### WORK INSTRUCTIONS
Copy every line of the entries that includes the word "Baseline".

## BEGIN RAW RECORDS

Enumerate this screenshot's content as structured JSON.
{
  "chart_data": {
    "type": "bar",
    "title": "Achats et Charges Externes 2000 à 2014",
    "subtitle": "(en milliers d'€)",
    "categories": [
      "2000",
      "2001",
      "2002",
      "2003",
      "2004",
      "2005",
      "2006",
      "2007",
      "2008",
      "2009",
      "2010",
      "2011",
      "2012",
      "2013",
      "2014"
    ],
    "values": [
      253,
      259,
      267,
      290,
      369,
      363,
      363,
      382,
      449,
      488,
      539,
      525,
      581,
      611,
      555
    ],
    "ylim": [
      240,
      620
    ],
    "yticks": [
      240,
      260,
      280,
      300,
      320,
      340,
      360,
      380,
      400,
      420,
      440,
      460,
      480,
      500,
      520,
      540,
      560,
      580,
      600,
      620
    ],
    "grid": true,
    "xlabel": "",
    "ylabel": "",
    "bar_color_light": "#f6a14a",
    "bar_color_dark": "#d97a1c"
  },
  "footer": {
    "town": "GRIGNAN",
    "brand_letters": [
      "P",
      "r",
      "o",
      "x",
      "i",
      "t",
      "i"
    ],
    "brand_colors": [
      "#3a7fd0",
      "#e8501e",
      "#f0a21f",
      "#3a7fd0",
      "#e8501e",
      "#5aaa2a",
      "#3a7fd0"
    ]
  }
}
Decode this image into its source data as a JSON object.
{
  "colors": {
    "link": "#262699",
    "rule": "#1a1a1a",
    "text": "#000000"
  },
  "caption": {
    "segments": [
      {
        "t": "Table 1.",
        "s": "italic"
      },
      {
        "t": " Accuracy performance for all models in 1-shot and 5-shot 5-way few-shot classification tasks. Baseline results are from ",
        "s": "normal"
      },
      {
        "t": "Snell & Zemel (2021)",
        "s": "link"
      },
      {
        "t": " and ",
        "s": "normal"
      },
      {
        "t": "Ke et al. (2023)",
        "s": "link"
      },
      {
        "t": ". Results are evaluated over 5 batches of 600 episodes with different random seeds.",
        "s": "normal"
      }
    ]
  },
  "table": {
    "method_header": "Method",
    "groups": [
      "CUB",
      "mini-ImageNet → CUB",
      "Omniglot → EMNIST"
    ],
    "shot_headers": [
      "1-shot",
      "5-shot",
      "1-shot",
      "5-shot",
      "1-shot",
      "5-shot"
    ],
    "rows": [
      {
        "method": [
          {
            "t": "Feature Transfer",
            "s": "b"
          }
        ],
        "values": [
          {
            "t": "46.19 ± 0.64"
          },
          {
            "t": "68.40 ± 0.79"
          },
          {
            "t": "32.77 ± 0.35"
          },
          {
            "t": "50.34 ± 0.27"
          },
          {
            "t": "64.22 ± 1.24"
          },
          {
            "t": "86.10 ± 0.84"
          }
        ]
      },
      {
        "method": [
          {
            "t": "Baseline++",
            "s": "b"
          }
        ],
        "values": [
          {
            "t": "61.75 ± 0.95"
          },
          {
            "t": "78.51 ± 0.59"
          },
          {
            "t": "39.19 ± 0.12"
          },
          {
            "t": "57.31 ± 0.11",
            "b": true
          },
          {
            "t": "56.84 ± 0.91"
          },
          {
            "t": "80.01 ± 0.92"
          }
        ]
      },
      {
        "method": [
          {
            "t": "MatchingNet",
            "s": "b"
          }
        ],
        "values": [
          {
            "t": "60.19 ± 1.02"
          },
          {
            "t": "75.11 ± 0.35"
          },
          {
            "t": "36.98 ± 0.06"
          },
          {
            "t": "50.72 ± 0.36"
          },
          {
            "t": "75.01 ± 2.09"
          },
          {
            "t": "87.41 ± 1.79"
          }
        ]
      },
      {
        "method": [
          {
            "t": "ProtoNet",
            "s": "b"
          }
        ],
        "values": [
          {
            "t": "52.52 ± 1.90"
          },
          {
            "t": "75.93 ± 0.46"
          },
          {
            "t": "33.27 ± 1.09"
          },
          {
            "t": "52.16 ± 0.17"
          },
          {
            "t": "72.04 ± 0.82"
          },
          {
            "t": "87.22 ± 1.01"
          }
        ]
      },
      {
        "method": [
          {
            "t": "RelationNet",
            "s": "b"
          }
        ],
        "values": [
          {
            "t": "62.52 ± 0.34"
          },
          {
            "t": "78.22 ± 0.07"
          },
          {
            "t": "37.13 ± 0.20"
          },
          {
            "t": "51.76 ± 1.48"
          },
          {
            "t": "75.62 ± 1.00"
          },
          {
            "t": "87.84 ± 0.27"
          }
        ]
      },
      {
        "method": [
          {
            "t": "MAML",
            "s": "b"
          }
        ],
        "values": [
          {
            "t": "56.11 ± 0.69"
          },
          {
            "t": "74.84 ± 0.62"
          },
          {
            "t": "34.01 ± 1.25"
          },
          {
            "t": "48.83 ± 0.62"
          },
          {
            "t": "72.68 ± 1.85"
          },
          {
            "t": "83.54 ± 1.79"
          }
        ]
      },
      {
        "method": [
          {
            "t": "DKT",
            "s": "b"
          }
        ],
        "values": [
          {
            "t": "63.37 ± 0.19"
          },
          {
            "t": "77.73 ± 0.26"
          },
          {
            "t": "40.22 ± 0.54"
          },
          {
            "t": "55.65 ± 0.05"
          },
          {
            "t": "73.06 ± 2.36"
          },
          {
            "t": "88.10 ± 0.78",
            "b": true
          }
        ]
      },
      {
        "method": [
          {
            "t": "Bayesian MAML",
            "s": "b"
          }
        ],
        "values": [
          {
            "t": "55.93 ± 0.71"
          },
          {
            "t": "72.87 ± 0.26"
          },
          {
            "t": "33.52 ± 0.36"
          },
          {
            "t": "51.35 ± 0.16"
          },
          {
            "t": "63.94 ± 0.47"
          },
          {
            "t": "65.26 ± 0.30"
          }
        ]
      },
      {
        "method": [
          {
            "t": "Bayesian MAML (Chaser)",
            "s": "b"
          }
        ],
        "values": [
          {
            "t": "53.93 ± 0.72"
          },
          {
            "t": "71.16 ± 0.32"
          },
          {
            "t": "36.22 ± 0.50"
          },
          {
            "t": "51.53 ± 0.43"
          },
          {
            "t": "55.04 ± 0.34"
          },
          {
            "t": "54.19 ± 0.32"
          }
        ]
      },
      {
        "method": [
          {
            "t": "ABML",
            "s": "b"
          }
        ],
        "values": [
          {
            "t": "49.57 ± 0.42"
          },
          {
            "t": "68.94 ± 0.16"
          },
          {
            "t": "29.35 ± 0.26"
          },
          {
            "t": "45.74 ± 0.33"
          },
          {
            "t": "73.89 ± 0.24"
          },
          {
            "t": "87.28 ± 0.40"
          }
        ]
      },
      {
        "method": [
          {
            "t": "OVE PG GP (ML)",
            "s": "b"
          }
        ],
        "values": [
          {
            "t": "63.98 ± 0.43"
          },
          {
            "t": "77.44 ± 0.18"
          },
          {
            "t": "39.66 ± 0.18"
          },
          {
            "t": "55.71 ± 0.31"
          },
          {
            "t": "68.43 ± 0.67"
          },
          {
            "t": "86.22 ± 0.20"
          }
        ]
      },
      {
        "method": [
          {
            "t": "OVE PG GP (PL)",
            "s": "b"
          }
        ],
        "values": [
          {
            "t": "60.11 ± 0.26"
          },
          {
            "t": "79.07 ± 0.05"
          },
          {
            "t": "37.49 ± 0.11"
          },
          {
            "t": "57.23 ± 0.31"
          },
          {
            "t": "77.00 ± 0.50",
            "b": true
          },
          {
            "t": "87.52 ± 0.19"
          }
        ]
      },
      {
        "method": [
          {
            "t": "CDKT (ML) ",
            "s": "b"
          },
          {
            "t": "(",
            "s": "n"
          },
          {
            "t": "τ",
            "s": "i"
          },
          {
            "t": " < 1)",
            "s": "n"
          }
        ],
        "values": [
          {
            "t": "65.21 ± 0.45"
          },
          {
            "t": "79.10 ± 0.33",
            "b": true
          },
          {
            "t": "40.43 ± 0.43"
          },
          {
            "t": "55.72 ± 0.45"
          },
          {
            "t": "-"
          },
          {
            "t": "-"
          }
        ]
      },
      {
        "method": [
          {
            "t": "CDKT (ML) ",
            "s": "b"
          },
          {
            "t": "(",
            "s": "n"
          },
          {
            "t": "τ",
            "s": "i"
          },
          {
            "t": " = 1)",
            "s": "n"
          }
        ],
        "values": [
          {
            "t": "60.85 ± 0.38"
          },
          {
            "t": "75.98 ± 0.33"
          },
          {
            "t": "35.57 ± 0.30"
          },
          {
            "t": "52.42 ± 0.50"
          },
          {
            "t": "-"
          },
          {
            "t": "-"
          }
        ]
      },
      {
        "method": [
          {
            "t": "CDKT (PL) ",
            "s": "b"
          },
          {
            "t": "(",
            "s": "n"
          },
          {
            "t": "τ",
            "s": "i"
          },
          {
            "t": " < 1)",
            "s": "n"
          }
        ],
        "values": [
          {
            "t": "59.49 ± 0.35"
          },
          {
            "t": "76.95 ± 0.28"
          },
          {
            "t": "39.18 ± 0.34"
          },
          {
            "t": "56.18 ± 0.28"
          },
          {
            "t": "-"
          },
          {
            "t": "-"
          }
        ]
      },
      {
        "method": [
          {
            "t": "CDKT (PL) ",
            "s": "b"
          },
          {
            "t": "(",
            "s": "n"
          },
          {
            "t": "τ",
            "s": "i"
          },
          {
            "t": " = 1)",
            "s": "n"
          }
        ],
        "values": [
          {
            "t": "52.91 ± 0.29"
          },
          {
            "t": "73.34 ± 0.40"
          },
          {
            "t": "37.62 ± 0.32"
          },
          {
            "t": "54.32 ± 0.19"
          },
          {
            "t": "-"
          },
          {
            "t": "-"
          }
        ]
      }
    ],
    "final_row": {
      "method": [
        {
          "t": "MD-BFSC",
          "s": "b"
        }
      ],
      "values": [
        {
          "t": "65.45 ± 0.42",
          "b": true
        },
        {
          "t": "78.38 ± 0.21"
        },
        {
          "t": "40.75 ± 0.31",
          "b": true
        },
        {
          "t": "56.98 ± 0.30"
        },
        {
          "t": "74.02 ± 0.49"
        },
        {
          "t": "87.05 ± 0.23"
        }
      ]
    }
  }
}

## END RAW RECORDS

### RESULT
        "t": " Accuracy performance for all models in 1-shot and 5-shot 5-way few-shot classification tasks. Baseline results are from ",
            "t": "Baseline++",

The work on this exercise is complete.